- _Task to complete_:
Copy the entries below exactly. Images do not belong in the copy.

- _Given records_:
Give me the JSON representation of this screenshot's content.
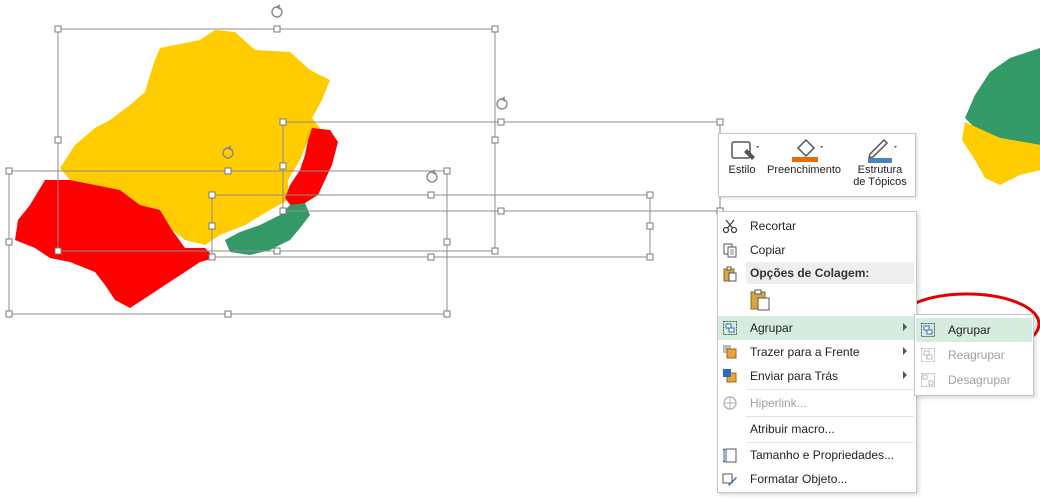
{
  "mini_toolbar": {
    "style": {
      "label": "Estilo",
      "icon": "shape-style-icon"
    },
    "fill": {
      "label": "Preenchimento",
      "icon": "paint-bucket-icon",
      "color": "#E36C0A"
    },
    "outline": {
      "label_line1": "Estrutura",
      "label_line2": "de Tópicos",
      "icon": "pen-outline-icon",
      "color": "#4F81BD"
    }
  },
  "context_menu": {
    "cut": {
      "label": "Recortar",
      "icon": "scissors-icon"
    },
    "copy": {
      "label": "Copiar",
      "icon": "copy-icon"
    },
    "paste_options": {
      "label": "Opções de Colagem:",
      "icon": "paste-icon"
    },
    "group": {
      "label": "Agrupar",
      "icon": "group-icon"
    },
    "bring_front": {
      "label": "Trazer para a Frente",
      "icon": "bring-to-front-icon"
    },
    "send_back": {
      "label": "Enviar para Trás",
      "icon": "send-to-back-icon"
    },
    "hyperlink": {
      "label": "Hiperlink...",
      "icon": "hyperlink-icon"
    },
    "assign_macro": {
      "label": "Atribuir macro..."
    },
    "size_props": {
      "label": "Tamanho e Propriedades...",
      "icon": "size-properties-icon"
    },
    "format_object": {
      "label": "Formatar Objeto...",
      "icon": "format-object-icon"
    }
  },
  "group_submenu": {
    "group": {
      "label": "Agrupar",
      "icon": "group-icon"
    },
    "regroup": {
      "label": "Reagrupar",
      "icon": "regroup-icon"
    },
    "ungroup": {
      "label": "Desagrupar",
      "icon": "ungroup-icon"
    }
  },
  "colors": {
    "yellow": "#FFCC00",
    "red": "#FF0000",
    "green": "#339966",
    "highlight": "#D5ECDE",
    "annotation": "#E00000"
  }
}
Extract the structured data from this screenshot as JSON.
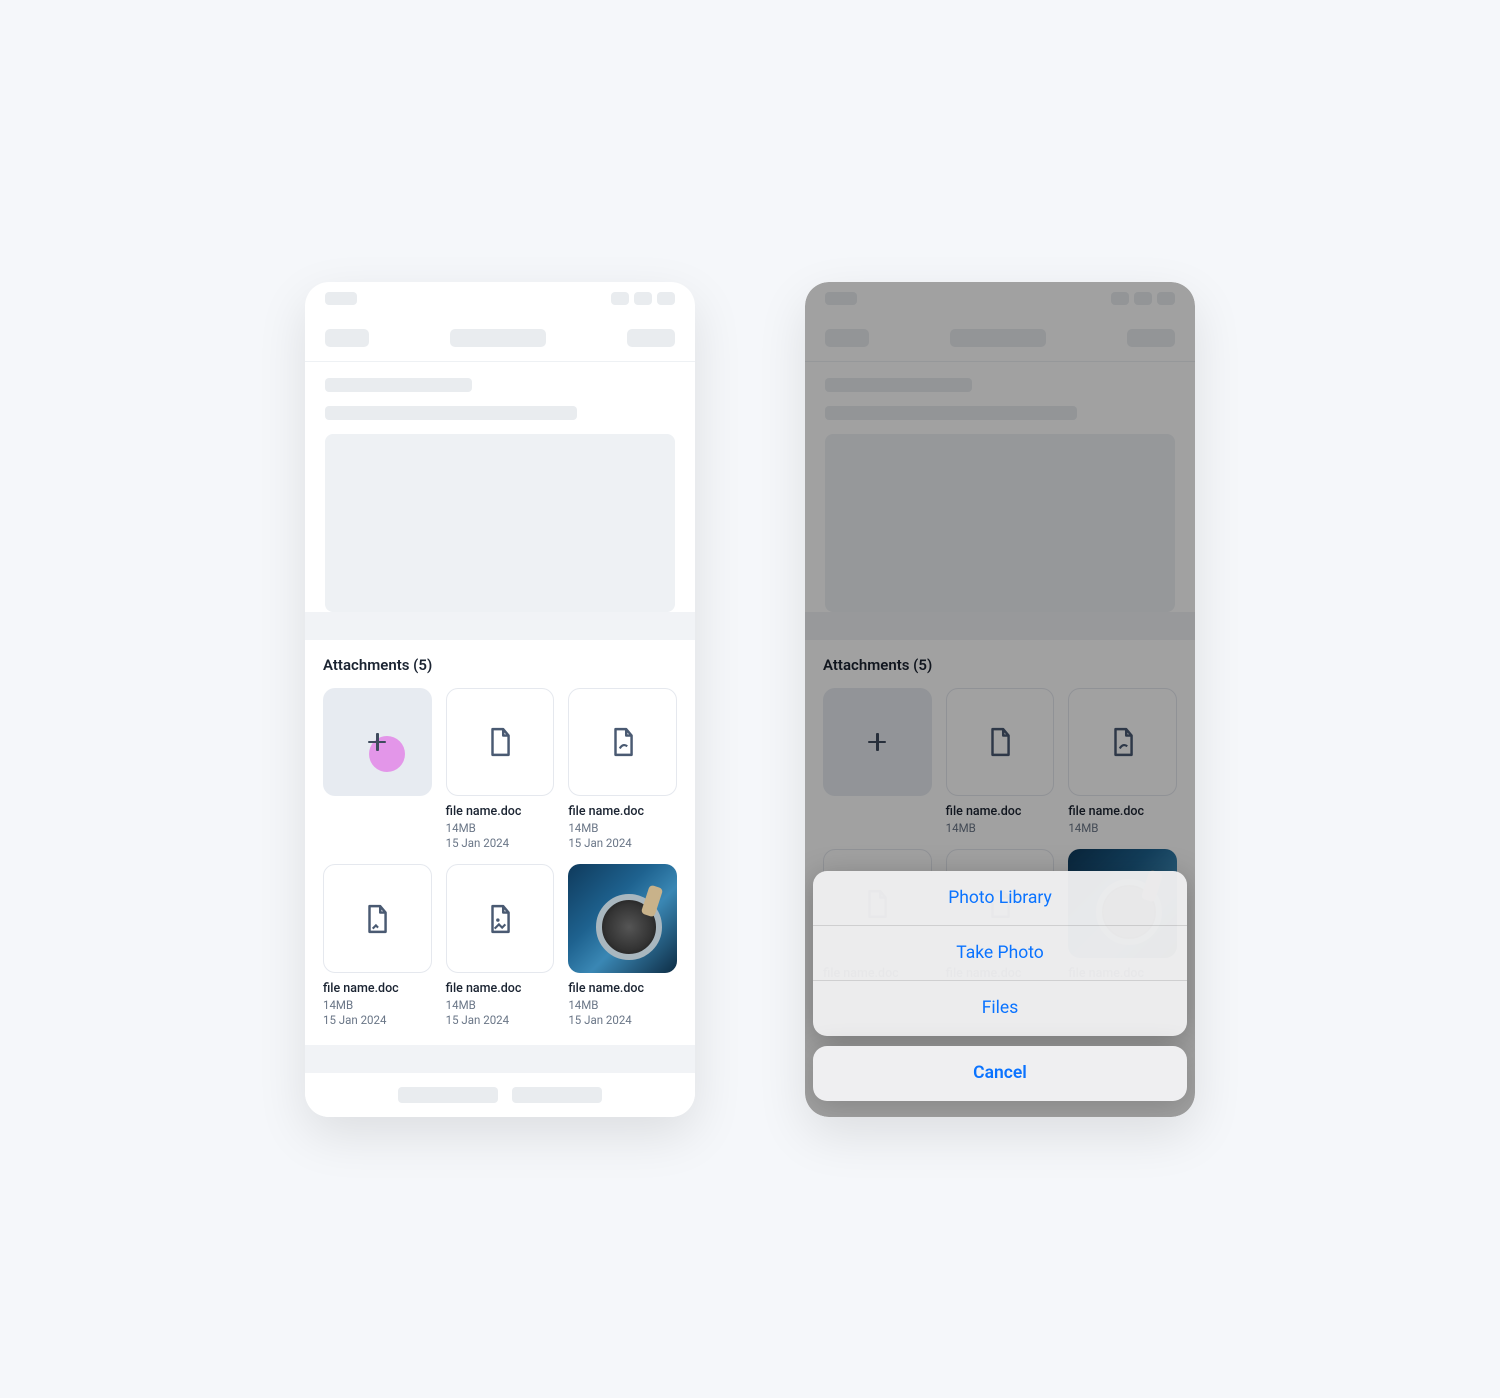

- _Exercise answer_:
Give me the JSON representation of this screenshot's content.
{
  "mini_toolbar": {
    "style": {
      "label": "Estilo",
      "icon": "shape-style-icon"
    },
    "fill": {
      "label": "Preenchimento",
      "icon": "paint-bucket-icon",
      "color": "#E36C0A"
    },
    "outline": {
      "label_line1": "Estrutura",
      "label_line2": "de Tópicos",
      "icon": "pen-outline-icon",
      "color": "#4F81BD"
    }
  },
  "context_menu": {
    "cut": {
      "label": "Recortar",
      "icon": "scissors-icon"
    },
    "copy": {
      "label": "Copiar",
      "icon": "copy-icon"
    },
    "paste_options": {
      "label": "Opções de Colagem:",
      "icon": "paste-icon"
    },
    "group": {
      "label": "Agrupar",
      "icon": "group-icon"
    },
    "bring_front": {
      "label": "Trazer para a Frente",
      "icon": "bring-to-front-icon"
    },
    "send_back": {
      "label": "Enviar para Trás",
      "icon": "send-to-back-icon"
    },
    "hyperlink": {
      "label": "Hiperlink...",
      "icon": "hyperlink-icon"
    },
    "assign_macro": {
      "label": "Atribuir macro..."
    },
    "size_props": {
      "label": "Tamanho e Propriedades...",
      "icon": "size-properties-icon"
    },
    "format_object": {
      "label": "Formatar Objeto...",
      "icon": "format-object-icon"
    }
  },
  "group_submenu": {
    "group": {
      "label": "Agrupar",
      "icon": "group-icon"
    },
    "regroup": {
      "label": "Reagrupar",
      "icon": "regroup-icon"
    },
    "ungroup": {
      "label": "Desagrupar",
      "icon": "ungroup-icon"
    }
  },
  "colors": {
    "yellow": "#FFCC00",
    "red": "#FF0000",
    "green": "#339966",
    "highlight": "#D5ECDE",
    "annotation": "#E00000"
  }
}
Extract the structured data from this screenshot as JSON.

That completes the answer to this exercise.